From the entries below, list each line with "cylinders".

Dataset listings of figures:
##############################
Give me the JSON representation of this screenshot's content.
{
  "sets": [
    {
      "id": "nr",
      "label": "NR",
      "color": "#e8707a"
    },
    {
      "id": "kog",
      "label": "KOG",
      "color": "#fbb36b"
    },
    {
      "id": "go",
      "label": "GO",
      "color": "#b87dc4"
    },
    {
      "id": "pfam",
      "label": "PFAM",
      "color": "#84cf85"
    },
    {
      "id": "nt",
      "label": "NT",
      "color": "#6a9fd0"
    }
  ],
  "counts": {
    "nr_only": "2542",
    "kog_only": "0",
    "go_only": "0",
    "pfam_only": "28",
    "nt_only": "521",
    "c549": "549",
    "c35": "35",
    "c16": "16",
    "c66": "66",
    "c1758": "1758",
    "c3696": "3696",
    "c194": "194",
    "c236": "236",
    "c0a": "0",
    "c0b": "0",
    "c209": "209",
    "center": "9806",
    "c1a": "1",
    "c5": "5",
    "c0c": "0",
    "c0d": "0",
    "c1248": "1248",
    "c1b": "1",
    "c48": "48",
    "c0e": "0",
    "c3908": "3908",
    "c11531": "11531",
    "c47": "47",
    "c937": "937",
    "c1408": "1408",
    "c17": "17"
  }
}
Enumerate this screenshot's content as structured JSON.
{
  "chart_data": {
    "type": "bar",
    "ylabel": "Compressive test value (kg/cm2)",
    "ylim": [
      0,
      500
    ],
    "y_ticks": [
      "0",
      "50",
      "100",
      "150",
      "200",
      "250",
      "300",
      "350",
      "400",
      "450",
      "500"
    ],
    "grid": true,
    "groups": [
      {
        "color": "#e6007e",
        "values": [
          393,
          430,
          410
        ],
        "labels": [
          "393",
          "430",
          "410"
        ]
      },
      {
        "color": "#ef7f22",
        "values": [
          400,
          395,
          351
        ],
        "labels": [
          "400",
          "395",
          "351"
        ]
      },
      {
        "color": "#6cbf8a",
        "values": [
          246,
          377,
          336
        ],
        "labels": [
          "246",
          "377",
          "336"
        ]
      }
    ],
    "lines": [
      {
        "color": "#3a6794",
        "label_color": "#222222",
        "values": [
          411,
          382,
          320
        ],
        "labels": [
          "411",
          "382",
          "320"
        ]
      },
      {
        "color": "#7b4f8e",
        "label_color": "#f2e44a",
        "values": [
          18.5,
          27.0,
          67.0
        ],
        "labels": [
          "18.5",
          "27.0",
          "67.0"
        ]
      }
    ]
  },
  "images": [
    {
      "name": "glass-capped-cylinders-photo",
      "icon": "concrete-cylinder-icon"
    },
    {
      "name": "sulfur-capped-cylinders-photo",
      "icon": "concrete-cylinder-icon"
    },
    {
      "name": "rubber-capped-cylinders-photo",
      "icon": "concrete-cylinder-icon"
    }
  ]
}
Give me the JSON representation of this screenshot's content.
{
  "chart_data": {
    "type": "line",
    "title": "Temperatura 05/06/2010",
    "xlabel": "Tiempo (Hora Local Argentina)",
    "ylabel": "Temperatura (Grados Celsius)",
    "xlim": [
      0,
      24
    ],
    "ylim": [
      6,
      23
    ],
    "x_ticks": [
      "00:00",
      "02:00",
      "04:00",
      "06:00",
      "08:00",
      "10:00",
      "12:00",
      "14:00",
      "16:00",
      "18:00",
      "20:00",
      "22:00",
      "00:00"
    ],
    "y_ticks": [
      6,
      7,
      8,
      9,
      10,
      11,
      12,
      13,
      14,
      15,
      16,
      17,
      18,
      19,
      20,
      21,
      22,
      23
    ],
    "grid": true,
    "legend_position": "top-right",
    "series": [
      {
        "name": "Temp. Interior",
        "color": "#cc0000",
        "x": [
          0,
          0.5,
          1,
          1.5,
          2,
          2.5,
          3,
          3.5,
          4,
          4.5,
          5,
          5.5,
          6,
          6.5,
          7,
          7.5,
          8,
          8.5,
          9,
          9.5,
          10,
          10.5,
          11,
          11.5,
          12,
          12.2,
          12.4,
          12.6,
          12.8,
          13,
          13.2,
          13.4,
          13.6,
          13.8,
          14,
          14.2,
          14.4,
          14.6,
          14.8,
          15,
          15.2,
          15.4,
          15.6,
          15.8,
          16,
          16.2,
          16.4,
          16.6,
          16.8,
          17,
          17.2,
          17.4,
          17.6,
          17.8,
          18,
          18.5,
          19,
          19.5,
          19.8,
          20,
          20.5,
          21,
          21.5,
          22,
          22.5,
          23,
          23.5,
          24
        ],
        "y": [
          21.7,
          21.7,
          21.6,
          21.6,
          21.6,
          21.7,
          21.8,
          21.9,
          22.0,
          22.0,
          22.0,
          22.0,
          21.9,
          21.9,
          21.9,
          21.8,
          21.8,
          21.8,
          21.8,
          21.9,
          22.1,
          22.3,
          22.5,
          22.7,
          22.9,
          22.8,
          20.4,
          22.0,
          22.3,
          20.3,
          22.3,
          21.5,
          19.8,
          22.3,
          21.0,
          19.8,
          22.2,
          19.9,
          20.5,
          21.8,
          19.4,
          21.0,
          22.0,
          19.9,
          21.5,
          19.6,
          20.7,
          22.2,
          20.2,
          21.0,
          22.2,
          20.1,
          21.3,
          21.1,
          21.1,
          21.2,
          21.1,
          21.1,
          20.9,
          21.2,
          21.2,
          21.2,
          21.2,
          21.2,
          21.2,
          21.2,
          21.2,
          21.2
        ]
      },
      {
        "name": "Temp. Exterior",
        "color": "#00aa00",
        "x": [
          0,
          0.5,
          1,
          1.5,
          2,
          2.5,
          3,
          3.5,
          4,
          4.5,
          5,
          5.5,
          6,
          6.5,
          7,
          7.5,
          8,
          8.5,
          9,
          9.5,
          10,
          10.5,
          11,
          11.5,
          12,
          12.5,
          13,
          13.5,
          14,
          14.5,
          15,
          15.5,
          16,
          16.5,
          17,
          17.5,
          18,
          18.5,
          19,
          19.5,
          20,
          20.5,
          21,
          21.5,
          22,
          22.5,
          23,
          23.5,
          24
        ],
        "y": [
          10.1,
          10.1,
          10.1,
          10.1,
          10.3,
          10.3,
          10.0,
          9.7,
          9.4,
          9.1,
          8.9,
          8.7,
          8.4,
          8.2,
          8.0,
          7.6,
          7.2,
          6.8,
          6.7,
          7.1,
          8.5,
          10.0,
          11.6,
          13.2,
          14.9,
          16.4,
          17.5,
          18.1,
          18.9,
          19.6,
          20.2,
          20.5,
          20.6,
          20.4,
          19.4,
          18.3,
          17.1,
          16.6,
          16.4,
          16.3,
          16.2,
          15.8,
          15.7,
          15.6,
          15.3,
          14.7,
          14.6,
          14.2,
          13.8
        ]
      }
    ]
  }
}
##############################
Output of the exercise
      "name": "glass-capped-cylinders-photo",
      "name": "sulfur-capped-cylinders-photo",
      "name": "rubber-capped-cylinders-photo",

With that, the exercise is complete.